━━━ The records ━━━
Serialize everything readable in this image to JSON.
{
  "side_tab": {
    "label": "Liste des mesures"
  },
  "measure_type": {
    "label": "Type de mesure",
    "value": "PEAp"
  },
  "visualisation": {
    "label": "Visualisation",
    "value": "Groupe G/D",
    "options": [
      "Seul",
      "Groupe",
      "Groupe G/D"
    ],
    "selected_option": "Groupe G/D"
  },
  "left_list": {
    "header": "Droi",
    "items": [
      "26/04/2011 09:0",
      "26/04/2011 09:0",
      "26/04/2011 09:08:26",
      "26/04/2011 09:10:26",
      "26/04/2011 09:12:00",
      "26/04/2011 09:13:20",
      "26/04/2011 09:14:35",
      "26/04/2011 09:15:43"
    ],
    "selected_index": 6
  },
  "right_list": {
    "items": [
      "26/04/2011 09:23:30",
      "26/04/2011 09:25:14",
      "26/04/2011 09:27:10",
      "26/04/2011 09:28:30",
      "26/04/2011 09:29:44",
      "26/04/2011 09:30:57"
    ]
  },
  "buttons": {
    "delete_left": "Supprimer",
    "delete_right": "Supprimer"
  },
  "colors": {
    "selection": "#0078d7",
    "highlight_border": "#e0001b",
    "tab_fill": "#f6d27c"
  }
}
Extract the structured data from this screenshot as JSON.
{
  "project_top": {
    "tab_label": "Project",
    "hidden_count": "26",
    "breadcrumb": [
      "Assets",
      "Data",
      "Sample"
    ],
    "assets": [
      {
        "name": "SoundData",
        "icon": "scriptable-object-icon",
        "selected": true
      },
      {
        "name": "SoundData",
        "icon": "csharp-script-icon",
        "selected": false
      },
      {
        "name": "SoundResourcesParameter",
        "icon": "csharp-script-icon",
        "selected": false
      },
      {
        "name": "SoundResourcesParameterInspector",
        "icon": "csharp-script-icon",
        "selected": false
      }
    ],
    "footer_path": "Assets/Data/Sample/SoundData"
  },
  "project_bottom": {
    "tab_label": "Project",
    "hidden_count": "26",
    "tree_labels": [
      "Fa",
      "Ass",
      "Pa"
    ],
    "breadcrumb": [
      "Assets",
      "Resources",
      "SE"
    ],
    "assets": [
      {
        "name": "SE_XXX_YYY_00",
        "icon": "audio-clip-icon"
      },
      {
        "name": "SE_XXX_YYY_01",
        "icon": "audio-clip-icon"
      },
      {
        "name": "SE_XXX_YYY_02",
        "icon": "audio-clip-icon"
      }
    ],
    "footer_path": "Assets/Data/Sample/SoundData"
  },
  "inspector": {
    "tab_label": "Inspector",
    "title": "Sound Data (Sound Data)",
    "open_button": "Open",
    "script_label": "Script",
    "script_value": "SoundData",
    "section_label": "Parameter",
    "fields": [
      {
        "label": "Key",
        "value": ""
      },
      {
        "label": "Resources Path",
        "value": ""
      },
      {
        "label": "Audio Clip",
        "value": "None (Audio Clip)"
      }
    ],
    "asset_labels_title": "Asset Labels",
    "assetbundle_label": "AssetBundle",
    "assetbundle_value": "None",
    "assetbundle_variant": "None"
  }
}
━━━
(Given task)
Scan the listing above. Collect all lines with the word "JSON".

(The output)
Serialize everything readable in this image to JSON.
Extract the structured data from this screenshot as JSON.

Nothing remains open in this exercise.